__TASK STATEMENT__
The entries should be given again so that each one matches the original exactly.

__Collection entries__

◆ ◆ ◆ ◆ ◆

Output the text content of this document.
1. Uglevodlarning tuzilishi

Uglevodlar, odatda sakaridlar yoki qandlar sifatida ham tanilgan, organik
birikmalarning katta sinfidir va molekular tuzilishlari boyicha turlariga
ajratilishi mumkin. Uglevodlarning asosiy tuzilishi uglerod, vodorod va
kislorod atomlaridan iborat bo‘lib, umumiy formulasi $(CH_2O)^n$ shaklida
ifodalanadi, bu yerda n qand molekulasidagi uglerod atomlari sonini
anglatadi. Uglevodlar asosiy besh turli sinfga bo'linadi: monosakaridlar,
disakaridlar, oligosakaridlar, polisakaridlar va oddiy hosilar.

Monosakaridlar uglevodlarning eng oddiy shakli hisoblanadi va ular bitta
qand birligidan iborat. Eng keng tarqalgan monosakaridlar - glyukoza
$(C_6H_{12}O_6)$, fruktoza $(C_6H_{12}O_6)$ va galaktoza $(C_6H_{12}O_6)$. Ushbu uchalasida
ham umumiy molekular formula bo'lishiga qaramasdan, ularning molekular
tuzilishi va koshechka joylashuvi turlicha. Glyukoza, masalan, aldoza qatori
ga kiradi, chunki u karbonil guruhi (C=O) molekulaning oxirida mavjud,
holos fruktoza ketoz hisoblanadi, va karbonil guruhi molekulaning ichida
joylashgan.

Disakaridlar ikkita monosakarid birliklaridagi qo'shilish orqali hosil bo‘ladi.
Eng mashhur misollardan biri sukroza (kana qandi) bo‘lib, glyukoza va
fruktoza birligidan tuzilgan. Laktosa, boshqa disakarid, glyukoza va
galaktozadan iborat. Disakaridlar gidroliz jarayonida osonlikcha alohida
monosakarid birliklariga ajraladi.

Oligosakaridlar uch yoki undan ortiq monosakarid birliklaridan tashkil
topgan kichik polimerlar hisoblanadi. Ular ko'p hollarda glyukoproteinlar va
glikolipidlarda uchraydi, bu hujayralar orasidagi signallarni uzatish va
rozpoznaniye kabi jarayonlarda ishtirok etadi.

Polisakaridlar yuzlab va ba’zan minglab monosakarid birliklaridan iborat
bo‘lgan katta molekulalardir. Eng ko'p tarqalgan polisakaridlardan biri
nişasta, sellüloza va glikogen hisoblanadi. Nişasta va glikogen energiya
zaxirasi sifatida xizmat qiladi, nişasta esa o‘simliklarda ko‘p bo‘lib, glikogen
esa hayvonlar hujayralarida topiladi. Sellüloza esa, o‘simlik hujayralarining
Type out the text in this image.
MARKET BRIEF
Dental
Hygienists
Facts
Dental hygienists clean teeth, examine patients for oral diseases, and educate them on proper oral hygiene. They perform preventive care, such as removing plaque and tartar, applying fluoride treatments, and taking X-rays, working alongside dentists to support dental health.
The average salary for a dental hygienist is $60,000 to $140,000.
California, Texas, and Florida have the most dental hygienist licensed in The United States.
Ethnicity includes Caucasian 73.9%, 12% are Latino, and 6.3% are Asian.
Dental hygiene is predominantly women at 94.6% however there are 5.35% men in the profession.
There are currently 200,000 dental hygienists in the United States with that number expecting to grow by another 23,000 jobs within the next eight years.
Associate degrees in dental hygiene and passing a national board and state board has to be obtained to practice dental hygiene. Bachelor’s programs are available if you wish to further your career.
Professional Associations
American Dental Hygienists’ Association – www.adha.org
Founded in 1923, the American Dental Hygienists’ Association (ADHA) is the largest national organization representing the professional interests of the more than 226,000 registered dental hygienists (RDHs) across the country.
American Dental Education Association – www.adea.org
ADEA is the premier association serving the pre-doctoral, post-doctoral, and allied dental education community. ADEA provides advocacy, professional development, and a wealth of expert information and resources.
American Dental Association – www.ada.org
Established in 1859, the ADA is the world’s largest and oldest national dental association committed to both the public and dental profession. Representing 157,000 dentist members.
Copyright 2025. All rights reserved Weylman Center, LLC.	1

◆ ◆ ◆ ◆ ◆

__WRITTEN REPLY__
Output the text content of this document.
1. Uglevodlarning tuzilishi

Uglevodlar, odatda sakaridlar yoki qandlar sifatida ham tanilgan, organik
birikmalarning katta sinfidir va molekular tuzilishlari boyicha turlariga
ajratilishi mumkin. Uglevodlarning asosiy tuzilishi uglerod, vodorod va
kislorod atomlaridan iborat bo‘lib, umumiy formulasi $(CH_2O)^n$ shaklida
ifodalanadi, bu yerda n qand molekulasidagi uglerod atomlari sonini
anglatadi. Uglevodlar asosiy besh turli sinfga bo'linadi: monosakaridlar,
disakaridlar, oligosakaridlar, polisakaridlar va oddiy hosilar.

Monosakaridlar uglevodlarning eng oddiy shakli hisoblanadi va ular bitta
qand birligidan iborat. Eng keng tarqalgan monosakaridlar - glyukoza
$(C_6H_{12}O_6)$, fruktoza $(C_6H_{12}O_6)$ va galaktoza $(C_6H_{12}O_6)$. Ushbu uchalasida
ham umumiy molekular formula bo'lishiga qaramasdan, ularning molekular
tuzilishi va koshechka joylashuvi turlicha. Glyukoza, masalan, aldoza qatori
ga kiradi, chunki u karbonil guruhi (C=O) molekulaning oxirida mavjud,
holos fruktoza ketoz hisoblanadi, va karbonil guruhi molekulaning ichida
joylashgan.

Disakaridlar ikkita monosakarid birliklaridagi qo'shilish orqali hosil bo‘ladi.
Eng mashhur misollardan biri sukroza (kana qandi) bo‘lib, glyukoza va
fruktoza birligidan tuzilgan. Laktosa, boshqa disakarid, glyukoza va
galaktozadan iborat. Disakaridlar gidroliz jarayonida osonlikcha alohida
monosakarid birliklariga ajraladi.

Oligosakaridlar uch yoki undan ortiq monosakarid birliklaridan tashkil
topgan kichik polimerlar hisoblanadi. Ular ko'p hollarda glyukoproteinlar va
glikolipidlarda uchraydi, bu hujayralar orasidagi signallarni uzatish va
rozpoznaniye kabi jarayonlarda ishtirok etadi.

Polisakaridlar yuzlab va ba’zan minglab monosakarid birliklaridan iborat
bo‘lgan katta molekulalardir. Eng ko'p tarqalgan polisakaridlardan biri
nişasta, sellüloza va glikogen hisoblanadi. Nişasta va glikogen energiya
zaxirasi sifatida xizmat qiladi, nişasta esa o‘simliklarda ko‘p bo‘lib, glikogen
esa hayvonlar hujayralarida topiladi. Sellüloza esa, o‘simlik hujayralarining
Type out the text in this image.
MARKET BRIEF
Dental
Hygienists
Facts
Dental hygienists clean teeth, examine patients for oral diseases, and educate them on proper oral hygiene. They perform preventive care, such as removing plaque and tartar, applying fluoride treatments, and taking X-rays, working alongside dentists to support dental health.
The average salary for a dental hygienist is $60,000 to $140,000.
California, Texas, and Florida have the most dental hygienist licensed in The United States.
Ethnicity includes Caucasian 73.9%, 12% are Latino, and 6.3% are Asian.
Dental hygiene is predominantly women at 94.6% however there are 5.35% men in the profession.
There are currently 200,000 dental hygienists in the United States with that number expecting to grow by another 23,000 jobs within the next eight years.
Associate degrees in dental hygiene and passing a national board and state board has to be obtained to practice dental hygiene. Bachelor’s programs are available if you wish to further your career.
Professional Associations
American Dental Hygienists’ Association – www.adha.org
Founded in 1923, the American Dental Hygienists’ Association (ADHA) is the largest national organization representing the professional interests of the more than 226,000 registered dental hygienists (RDHs) across the country.
American Dental Education Association – www.adea.org
ADEA is the premier association serving the pre-doctoral, post-doctoral, and allied dental education community. ADEA provides advocacy, professional development, and a wealth of expert information and resources.
American Dental Association – www.ada.org
Established in 1859, the ADA is the world’s largest and oldest national dental association committed to both the public and dental profession. Representing 157,000 dentist members.
Copyright 2025. All rights reserved Weylman Center, LLC.	1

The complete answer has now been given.